▶ **WHAT YOU ARE ASKED TO DO**: Pull out from the material below all lines with "البكالوريا".
══════════
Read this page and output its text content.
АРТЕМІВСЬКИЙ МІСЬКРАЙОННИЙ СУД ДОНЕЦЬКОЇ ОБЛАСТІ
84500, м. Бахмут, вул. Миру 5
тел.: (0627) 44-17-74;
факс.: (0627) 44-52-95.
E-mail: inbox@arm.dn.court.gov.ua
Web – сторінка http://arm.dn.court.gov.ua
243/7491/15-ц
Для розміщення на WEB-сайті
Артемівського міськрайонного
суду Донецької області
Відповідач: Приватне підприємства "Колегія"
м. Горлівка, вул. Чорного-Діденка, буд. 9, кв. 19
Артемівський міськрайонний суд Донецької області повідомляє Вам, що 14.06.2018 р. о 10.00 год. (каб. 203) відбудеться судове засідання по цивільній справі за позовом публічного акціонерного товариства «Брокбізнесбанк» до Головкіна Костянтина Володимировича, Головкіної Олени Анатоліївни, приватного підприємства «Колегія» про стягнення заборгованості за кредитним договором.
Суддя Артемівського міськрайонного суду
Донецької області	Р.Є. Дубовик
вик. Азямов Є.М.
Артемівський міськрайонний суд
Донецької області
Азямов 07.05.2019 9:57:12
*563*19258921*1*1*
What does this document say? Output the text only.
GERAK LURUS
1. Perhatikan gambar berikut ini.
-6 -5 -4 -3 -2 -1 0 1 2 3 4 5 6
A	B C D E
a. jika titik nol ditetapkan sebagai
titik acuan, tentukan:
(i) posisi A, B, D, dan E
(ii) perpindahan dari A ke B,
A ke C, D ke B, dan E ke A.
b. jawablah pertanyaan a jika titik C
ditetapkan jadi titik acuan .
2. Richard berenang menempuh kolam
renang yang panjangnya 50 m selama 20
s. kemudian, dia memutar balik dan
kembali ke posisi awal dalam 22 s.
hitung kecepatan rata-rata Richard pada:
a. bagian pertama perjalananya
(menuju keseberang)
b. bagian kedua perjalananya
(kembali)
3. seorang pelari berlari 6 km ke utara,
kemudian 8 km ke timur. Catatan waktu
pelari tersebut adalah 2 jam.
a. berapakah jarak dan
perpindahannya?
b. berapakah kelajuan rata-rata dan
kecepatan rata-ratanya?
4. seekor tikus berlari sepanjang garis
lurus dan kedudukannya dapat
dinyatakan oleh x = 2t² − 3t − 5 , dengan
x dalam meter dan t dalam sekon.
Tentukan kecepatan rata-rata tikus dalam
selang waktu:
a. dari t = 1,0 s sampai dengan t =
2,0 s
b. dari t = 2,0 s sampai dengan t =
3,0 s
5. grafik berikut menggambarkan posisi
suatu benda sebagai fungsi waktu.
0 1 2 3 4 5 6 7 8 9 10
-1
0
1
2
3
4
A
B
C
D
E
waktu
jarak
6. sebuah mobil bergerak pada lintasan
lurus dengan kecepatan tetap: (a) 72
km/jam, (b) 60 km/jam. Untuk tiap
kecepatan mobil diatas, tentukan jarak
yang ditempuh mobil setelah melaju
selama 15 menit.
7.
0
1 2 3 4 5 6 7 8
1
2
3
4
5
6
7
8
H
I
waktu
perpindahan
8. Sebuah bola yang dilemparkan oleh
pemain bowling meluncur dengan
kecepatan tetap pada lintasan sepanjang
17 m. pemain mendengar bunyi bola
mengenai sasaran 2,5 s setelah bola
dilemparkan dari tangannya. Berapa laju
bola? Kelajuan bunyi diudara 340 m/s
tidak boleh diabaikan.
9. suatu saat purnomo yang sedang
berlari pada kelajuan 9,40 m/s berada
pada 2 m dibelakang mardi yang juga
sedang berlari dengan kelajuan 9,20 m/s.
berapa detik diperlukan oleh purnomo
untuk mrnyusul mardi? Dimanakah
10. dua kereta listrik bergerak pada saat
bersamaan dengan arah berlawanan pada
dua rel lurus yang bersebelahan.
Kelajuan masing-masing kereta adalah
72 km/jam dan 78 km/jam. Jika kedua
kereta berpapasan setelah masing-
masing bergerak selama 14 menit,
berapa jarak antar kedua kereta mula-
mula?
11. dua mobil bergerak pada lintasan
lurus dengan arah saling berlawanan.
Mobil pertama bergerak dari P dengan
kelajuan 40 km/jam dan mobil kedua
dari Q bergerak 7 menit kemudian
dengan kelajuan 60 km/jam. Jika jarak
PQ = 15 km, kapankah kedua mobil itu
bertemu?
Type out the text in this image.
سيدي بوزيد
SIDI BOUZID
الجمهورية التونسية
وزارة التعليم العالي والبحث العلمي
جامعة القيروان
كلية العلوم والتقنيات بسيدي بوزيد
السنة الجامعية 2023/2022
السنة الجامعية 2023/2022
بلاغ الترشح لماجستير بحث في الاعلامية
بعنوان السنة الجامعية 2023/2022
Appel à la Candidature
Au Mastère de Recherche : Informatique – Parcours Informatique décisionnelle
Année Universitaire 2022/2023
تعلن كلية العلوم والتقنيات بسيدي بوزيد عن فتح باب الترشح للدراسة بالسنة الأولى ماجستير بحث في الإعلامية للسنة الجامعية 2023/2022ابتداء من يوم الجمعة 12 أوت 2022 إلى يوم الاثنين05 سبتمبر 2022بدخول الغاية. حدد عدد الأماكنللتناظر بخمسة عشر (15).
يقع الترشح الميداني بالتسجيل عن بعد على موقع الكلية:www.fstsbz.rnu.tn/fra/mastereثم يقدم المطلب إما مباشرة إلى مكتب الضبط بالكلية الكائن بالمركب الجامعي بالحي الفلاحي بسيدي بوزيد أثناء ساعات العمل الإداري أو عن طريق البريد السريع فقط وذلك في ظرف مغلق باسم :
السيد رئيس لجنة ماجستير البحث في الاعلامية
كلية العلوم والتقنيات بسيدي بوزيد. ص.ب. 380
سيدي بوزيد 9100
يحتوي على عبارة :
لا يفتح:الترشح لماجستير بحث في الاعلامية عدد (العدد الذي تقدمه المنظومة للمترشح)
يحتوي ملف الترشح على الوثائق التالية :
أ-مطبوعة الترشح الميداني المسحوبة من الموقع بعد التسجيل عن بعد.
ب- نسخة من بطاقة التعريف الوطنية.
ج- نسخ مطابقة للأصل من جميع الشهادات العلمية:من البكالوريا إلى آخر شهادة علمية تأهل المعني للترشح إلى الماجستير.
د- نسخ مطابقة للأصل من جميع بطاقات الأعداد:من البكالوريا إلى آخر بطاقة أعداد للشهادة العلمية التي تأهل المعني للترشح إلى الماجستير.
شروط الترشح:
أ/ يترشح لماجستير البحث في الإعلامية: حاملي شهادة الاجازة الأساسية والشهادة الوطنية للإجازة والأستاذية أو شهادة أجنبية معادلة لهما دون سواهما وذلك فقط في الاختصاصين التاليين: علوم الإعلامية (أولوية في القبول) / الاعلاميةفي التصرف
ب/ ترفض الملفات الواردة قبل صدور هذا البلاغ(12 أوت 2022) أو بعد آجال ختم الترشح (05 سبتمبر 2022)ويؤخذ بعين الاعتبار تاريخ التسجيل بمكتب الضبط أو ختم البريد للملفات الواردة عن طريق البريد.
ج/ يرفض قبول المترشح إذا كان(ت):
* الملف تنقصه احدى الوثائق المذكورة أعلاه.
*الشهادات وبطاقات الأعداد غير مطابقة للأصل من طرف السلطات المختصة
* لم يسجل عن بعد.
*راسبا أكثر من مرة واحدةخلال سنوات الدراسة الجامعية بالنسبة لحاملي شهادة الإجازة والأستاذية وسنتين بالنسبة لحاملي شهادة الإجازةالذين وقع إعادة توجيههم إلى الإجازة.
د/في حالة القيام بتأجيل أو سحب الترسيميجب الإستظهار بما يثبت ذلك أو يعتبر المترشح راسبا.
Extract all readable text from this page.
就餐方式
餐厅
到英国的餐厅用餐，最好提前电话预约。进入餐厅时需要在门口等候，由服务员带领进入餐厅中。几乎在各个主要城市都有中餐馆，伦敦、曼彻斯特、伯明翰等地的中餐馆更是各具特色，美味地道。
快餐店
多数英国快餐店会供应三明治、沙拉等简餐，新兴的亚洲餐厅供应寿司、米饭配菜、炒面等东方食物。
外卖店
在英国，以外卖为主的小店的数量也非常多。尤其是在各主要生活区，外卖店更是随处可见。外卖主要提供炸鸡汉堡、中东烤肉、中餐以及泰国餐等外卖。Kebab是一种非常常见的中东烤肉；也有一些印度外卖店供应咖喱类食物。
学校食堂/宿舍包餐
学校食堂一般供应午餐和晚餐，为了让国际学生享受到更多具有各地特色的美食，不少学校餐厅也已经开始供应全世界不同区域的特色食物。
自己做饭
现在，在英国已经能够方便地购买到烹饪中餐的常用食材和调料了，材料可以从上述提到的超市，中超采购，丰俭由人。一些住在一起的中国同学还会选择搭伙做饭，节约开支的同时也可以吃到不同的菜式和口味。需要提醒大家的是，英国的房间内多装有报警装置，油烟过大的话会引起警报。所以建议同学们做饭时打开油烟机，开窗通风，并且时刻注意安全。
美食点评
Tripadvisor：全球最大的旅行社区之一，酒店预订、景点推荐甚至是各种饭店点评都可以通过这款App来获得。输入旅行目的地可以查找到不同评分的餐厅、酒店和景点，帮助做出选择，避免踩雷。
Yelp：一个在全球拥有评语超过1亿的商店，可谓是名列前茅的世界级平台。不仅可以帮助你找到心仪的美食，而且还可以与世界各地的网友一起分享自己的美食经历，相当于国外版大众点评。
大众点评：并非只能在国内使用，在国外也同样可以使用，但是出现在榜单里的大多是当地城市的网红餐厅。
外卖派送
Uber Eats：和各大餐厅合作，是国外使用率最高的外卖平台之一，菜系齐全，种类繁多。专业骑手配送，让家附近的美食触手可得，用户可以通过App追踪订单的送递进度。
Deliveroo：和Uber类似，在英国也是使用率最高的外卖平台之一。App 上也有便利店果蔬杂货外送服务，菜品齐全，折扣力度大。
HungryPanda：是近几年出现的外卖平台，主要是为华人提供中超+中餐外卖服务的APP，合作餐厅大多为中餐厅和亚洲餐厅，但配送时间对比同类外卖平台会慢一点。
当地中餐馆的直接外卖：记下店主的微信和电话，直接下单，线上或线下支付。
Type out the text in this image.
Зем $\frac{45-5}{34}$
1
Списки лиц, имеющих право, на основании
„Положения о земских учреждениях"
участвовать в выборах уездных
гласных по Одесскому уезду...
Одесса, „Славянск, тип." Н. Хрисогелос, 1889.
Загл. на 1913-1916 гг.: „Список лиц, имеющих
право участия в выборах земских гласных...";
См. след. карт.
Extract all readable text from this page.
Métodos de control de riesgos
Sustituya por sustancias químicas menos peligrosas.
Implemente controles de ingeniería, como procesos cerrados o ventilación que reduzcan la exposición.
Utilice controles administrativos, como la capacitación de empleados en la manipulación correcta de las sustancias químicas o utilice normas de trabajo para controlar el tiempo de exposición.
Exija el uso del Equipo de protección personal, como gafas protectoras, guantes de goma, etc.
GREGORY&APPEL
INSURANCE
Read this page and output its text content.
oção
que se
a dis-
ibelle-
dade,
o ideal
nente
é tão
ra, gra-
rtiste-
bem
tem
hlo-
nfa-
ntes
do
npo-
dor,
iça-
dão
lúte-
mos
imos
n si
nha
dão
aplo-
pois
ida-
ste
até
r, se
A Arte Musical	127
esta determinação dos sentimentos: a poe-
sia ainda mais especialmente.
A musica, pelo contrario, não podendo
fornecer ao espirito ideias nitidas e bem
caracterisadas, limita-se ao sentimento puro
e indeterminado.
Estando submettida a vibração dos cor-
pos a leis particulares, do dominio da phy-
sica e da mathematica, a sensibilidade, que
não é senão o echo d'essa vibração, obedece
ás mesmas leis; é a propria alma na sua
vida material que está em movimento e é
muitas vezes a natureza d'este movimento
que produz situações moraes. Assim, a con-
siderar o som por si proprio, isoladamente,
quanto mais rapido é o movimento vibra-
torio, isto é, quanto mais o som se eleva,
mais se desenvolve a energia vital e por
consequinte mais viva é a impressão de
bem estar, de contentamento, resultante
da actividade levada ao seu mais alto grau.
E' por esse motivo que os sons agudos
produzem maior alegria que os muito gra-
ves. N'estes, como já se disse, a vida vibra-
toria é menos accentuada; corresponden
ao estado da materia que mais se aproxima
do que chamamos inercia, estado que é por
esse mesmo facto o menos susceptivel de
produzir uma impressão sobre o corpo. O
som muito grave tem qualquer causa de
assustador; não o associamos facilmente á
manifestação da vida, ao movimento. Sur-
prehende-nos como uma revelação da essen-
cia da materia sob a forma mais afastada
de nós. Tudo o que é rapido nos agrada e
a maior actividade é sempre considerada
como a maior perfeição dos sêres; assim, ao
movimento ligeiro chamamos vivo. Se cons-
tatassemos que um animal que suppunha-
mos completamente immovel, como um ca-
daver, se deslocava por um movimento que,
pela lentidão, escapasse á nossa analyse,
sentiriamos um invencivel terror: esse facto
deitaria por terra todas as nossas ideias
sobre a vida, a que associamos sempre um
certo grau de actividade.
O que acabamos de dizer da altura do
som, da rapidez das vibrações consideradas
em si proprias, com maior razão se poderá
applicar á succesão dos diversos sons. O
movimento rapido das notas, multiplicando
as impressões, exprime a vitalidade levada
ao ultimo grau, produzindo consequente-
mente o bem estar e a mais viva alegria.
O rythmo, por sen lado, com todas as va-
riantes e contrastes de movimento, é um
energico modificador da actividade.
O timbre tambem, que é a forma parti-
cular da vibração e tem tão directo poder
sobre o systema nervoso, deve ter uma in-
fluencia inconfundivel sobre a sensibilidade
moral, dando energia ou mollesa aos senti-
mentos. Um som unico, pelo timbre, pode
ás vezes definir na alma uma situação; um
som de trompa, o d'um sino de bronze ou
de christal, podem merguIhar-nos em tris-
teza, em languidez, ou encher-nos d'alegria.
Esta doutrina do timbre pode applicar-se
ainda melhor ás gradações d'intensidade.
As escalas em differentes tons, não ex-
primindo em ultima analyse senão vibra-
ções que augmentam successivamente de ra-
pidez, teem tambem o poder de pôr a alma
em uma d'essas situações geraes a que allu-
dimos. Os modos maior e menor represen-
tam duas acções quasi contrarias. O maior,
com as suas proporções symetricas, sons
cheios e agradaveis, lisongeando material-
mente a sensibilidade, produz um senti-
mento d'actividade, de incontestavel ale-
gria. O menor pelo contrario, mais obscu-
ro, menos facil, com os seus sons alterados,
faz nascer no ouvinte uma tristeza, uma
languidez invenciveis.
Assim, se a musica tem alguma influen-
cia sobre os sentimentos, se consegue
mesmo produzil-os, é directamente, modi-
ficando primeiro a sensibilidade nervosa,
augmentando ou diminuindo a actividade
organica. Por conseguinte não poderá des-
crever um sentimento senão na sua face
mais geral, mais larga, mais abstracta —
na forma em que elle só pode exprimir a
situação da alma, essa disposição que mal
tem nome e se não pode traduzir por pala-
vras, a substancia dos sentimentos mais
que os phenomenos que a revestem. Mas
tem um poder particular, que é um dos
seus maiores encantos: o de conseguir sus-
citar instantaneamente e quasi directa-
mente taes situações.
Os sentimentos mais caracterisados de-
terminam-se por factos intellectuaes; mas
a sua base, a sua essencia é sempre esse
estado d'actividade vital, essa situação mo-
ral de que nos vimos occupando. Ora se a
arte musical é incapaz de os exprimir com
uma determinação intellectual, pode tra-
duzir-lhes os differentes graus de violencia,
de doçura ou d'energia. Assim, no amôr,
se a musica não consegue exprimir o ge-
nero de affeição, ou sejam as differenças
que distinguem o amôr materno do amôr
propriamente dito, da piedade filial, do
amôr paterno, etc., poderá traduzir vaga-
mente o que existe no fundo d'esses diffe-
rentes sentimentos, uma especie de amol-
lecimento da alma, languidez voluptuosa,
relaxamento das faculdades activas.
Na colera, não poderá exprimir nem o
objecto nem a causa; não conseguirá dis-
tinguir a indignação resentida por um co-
══════════
▶ **EXERCISE ANSWER**:
ج- نسخ مطابقة للأصل من جميع الشهادات العلمية:من البكالوريا إلى آخر شهادة علمية تأهل المعني للترشح إلى الماجستير.
د- نسخ مطابقة للأصل من جميع بطاقات الأعداد:من البكالوريا إلى آخر بطاقة أعداد للشهادة العلمية التي تأهل المعني للترشح إلى الماجستير.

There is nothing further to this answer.